* BEGIN *

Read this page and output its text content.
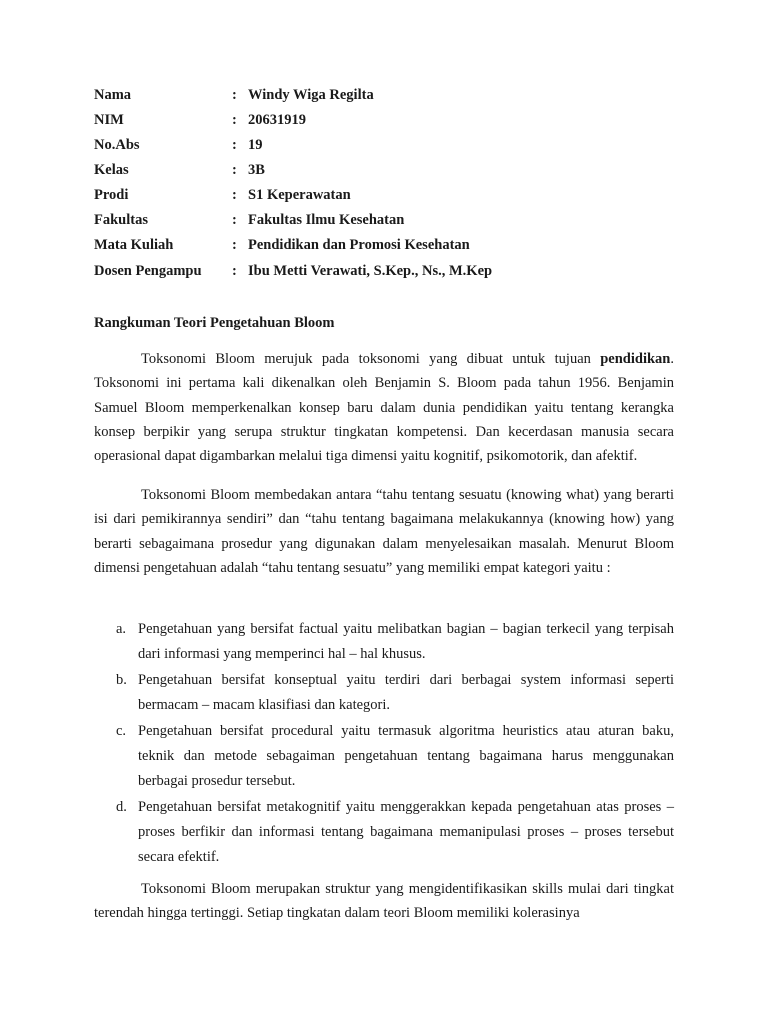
Nama	: Windy Wiga Regilta
NIM	: 20631919
No.Abs	: 19
Kelas	: 3B
Prodi	: S1 Keperawatan
Fakultas	: Fakultas Ilmu Kesehatan
Mata Kuliah	: Pendidikan dan Promosi Kesehatan
Dosen Pengampu : Ibu Metti Verawati, S.Kep., Ns., M.Kep

Rangkuman Teori Pengetahuan Bloom

Toksonomi Bloom merujuk pada toksonomi yang dibuat untuk tujuan pendidikan. Toksonomi ini pertama kali dikenalkan oleh Benjamin S. Bloom pada tahun 1956. Benjamin Samuel Bloom memperkenalkan konsep baru dalam dunia pendidikan yaitu tentang kerangka konsep berpikir yang serupa struktur tingkatan kompetensi. Dan kecerdasan manusia secara operasional dapat digambarkan melalui tiga dimensi yaitu kognitif, psikomotorik, dan afektif.

Toksonomi Bloom membedakan antara “tahu tentang sesuatu (knowing what) yang berarti isi dari pemikirannya sendiri” dan “tahu tentang bagaimana melakukannya (knowing how) yang berarti sebagaimana prosedur yang digunakan dalam menyelesaikan masalah. Menurut Bloom dimensi pengetahuan adalah “tahu tentang sesuatu” yang memiliki empat kategori yaitu :

a. Pengetahuan yang bersifat factual yaitu melibatkan bagian – bagian terkecil yang terpisah dari informasi yang memperinci hal – hal khusus.
b. Pengetahuan bersifat konseptual yaitu terdiri dari berbagai system informasi seperti bermacam – macam klasifiasi dan kategori.
c. Pengetahuan bersifat procedural yaitu termasuk algoritma heuristics atau aturan baku, teknik dan metode sebagaiman pengetahuan tentang bagaimana harus menggunakan berbagai prosedur tersebut.
d. Pengetahuan bersifat metakognitif yaitu menggerakkan kepada pengetahuan atas proses – proses berfikir dan informasi tentang bagaimana memanipulasi proses – proses tersebut secara efektif.

Toksonomi Bloom merupakan struktur yang mengidentifikasikan skills mulai dari tingkat terendah hingga tertinggi. Setiap tingkatan dalam teori Bloom memiliki kolerasinya
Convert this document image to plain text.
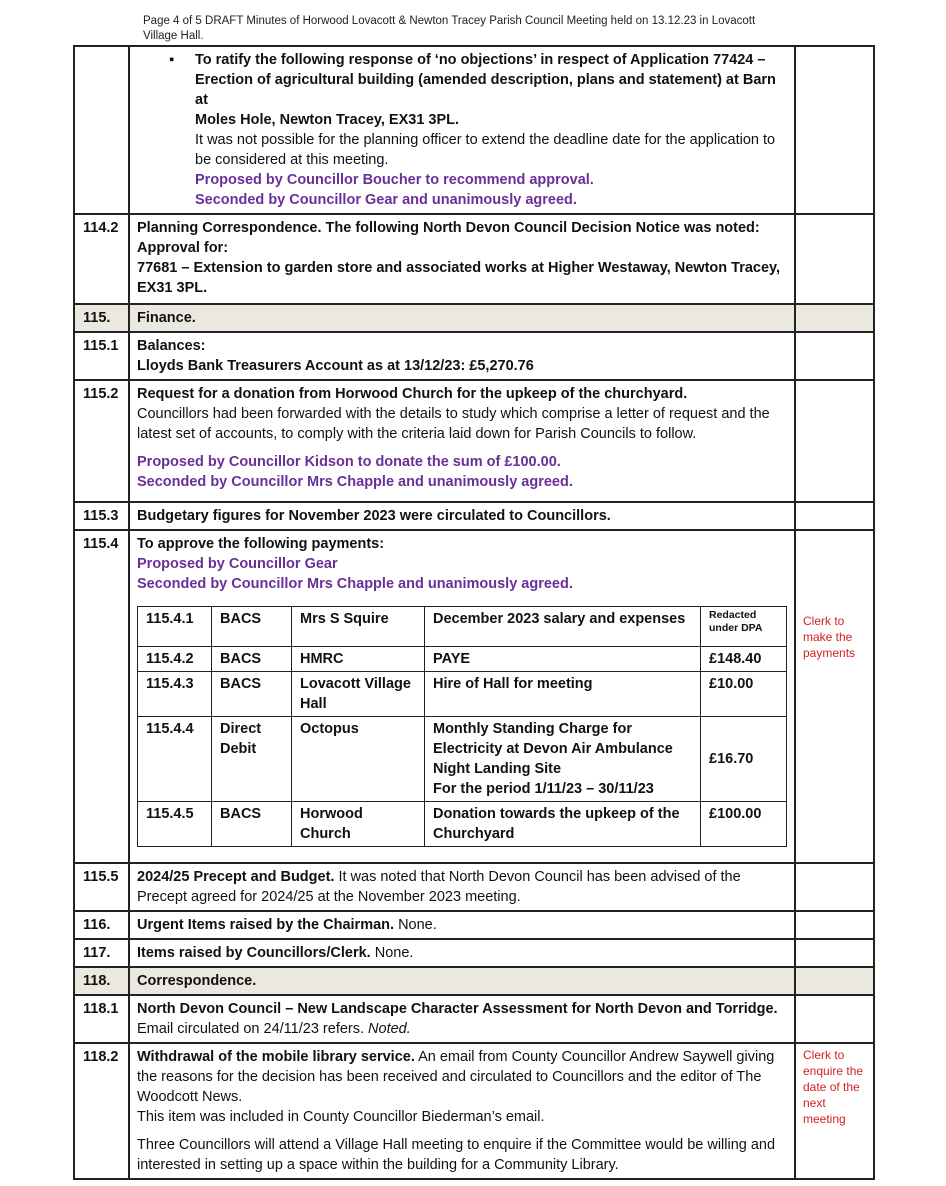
Page 4 of 5 DRAFT Minutes of Horwood Lovacott & Newton Tracey Parish Council Meeting held on 13.12.23 in Lovacott
Village Hall.

▪ To ratify the following response of ‘no objections’ in respect of Application 77424 –
Erection of agricultural building (amended description, plans and statement) at Barn at
Moles Hole, Newton Tracey, EX31 3PL.
It was not possible for the planning officer to extend the deadline date for the application to
be considered at this meeting.
Proposed by Councillor Boucher to recommend approval.
Seconded by Councillor Gear and unanimously agreed.

114.2	Planning Correspondence. The following North Devon Council Decision Notice was noted:
Approval for:
77681 – Extension to garden store and associated works at Higher Westaway, Newton Tracey,
EX31 3PL.

115.	Finance.	
115.1	Balances:
Lloyds Bank Treasurers Account as at 13/12/23: £5,270.76

115.2	Request for a donation from Horwood Church for the upkeep of the churchyard.
Councillors had been forwarded with the details to study which comprise a letter of request and the
latest set of accounts, to comply with the criteria laid down for Parish Councils to follow.
Proposed by Councillor Kidson to donate the sum of £100.00.
Seconded by Councillor Mrs Chapple and unanimously agreed.

115.3	Budgetary figures for November 2023 were circulated to Councillors.	
115.4	To approve the following payments:
Proposed by Councillor Gear
Seconded by Councillor Mrs Chapple and unanimously agreed.
115.4.1	BACS	Mrs S Squire	December 2023 salary and expenses	Redacted under DPA
115.4.2	BACS	HMRC	PAYE	£148.40
115.4.3	BACS	Lovacott Village Hall	Hire of Hall for meeting	£10.00
115.4.4	Direct Debit	Octopus	Monthly Standing Charge for
Electricity at Devon Air Ambulance
Night Landing Site
For the period 1/11/23 – 30/11/23
	£16.70
115.4.5	BACS	Horwood Church	Donation towards the upkeep of the Churchyard	£100.00

Clerk to
make the
payments

115.5	2024/25 Precept and Budget. It was noted that North Devon Council has been advised of the
Precept agreed for 2024/25 at the November 2023 meeting.

116.	Urgent Items raised by the Chairman. None.	
117.	Items raised by Councillors/Clerk. None.	
118.	Correspondence.	
118.1	North Devon Council – New Landscape Character Assessment for North Devon and Torridge.
Email circulated on 24/11/23 refers. Noted.

118.2	Withdrawal of the mobile library service. An email from County Councillor Andrew Saywell giving
the reasons for the decision has been received and circulated to Councillors and the editor of The
Woodcott News.
This item was included in County Councillor Biederman’s email.
Three Councillors will attend a Village Hall meeting to enquire if the Committee would be willing and
interested in setting up a space within the building for a Community Library.

Clerk to
enquire the
date of the
next
meeting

* END *

**WHAT THE TASK ASKS:** Without including any pictures, output all the entries above exactly.

**SOLVED PROBLEM:**
Read this page and output its text content.
Nama	: Windy Wiga Regilta
NIM	: 20631919
No.Abs	: 19
Kelas	: 3B
Prodi	: S1 Keperawatan
Fakultas	: Fakultas Ilmu Kesehatan
Mata Kuliah	: Pendidikan dan Promosi Kesehatan
Dosen Pengampu : Ibu Metti Verawati, S.Kep., Ns., M.Kep

Rangkuman Teori Pengetahuan Bloom

Toksonomi Bloom merujuk pada toksonomi yang dibuat untuk tujuan pendidikan. Toksonomi ini pertama kali dikenalkan oleh Benjamin S. Bloom pada tahun 1956. Benjamin Samuel Bloom memperkenalkan konsep baru dalam dunia pendidikan yaitu tentang kerangka konsep berpikir yang serupa struktur tingkatan kompetensi. Dan kecerdasan manusia secara operasional dapat digambarkan melalui tiga dimensi yaitu kognitif, psikomotorik, dan afektif.

Toksonomi Bloom membedakan antara “tahu tentang sesuatu (knowing what) yang berarti isi dari pemikirannya sendiri” dan “tahu tentang bagaimana melakukannya (knowing how) yang berarti sebagaimana prosedur yang digunakan dalam menyelesaikan masalah. Menurut Bloom dimensi pengetahuan adalah “tahu tentang sesuatu” yang memiliki empat kategori yaitu :

a. Pengetahuan yang bersifat factual yaitu melibatkan bagian – bagian terkecil yang terpisah dari informasi yang memperinci hal – hal khusus.
b. Pengetahuan bersifat konseptual yaitu terdiri dari berbagai system informasi seperti bermacam – macam klasifiasi dan kategori.
c. Pengetahuan bersifat procedural yaitu termasuk algoritma heuristics atau aturan baku, teknik dan metode sebagaiman pengetahuan tentang bagaimana harus menggunakan berbagai prosedur tersebut.
d. Pengetahuan bersifat metakognitif yaitu menggerakkan kepada pengetahuan atas proses – proses berfikir dan informasi tentang bagaimana memanipulasi proses – proses tersebut secara efektif.

Toksonomi Bloom merupakan struktur yang mengidentifikasikan skills mulai dari tingkat terendah hingga tertinggi. Setiap tingkatan dalam teori Bloom memiliki kolerasinya
Convert this document image to plain text.
Page 4 of 5 DRAFT Minutes of Horwood Lovacott & Newton Tracey Parish Council Meeting held on 13.12.23 in Lovacott
Village Hall.

▪ To ratify the following response of ‘no objections’ in respect of Application 77424 –
Erection of agricultural building (amended description, plans and statement) at Barn at
Moles Hole, Newton Tracey, EX31 3PL.
It was not possible for the planning officer to extend the deadline date for the application to
be considered at this meeting.
Proposed by Councillor Boucher to recommend approval.
Seconded by Councillor Gear and unanimously agreed.

114.2	Planning Correspondence. The following North Devon Council Decision Notice was noted:
Approval for:
77681 – Extension to garden store and associated works at Higher Westaway, Newton Tracey,
EX31 3PL.

115.	Finance.	
115.1	Balances:
Lloyds Bank Treasurers Account as at 13/12/23: £5,270.76

115.2	Request for a donation from Horwood Church for the upkeep of the churchyard.
Councillors had been forwarded with the details to study which comprise a letter of request and the
latest set of accounts, to comply with the criteria laid down for Parish Councils to follow.
Proposed by Councillor Kidson to donate the sum of £100.00.
Seconded by Councillor Mrs Chapple and unanimously agreed.

115.3	Budgetary figures for November 2023 were circulated to Councillors.	
115.4	To approve the following payments:
Proposed by Councillor Gear
Seconded by Councillor Mrs Chapple and unanimously agreed.
115.4.1	BACS	Mrs S Squire	December 2023 salary and expenses	Redacted under DPA
115.4.2	BACS	HMRC	PAYE	£148.40
115.4.3	BACS	Lovacott Village Hall	Hire of Hall for meeting	£10.00
115.4.4	Direct Debit	Octopus	Monthly Standing Charge for
Electricity at Devon Air Ambulance
Night Landing Site
For the period 1/11/23 – 30/11/23
	£16.70
115.4.5	BACS	Horwood Church	Donation towards the upkeep of the Churchyard	£100.00

Clerk to
make the
payments

115.5	2024/25 Precept and Budget. It was noted that North Devon Council has been advised of the
Precept agreed for 2024/25 at the November 2023 meeting.

116.	Urgent Items raised by the Chairman. None.	
117.	Items raised by Councillors/Clerk. None.	
118.	Correspondence.	
118.1	North Devon Council – New Landscape Character Assessment for North Devon and Torridge.
Email circulated on 24/11/23 refers. Noted.

118.2	Withdrawal of the mobile library service. An email from County Councillor Andrew Saywell giving
the reasons for the decision has been received and circulated to Councillors and the editor of The
Woodcott News.
This item was included in County Councillor Biederman’s email.
Three Councillors will attend a Village Hall meeting to enquire if the Committee would be willing and
interested in setting up a space within the building for a Community Library.

Clerk to
enquire the
date of the
next
meeting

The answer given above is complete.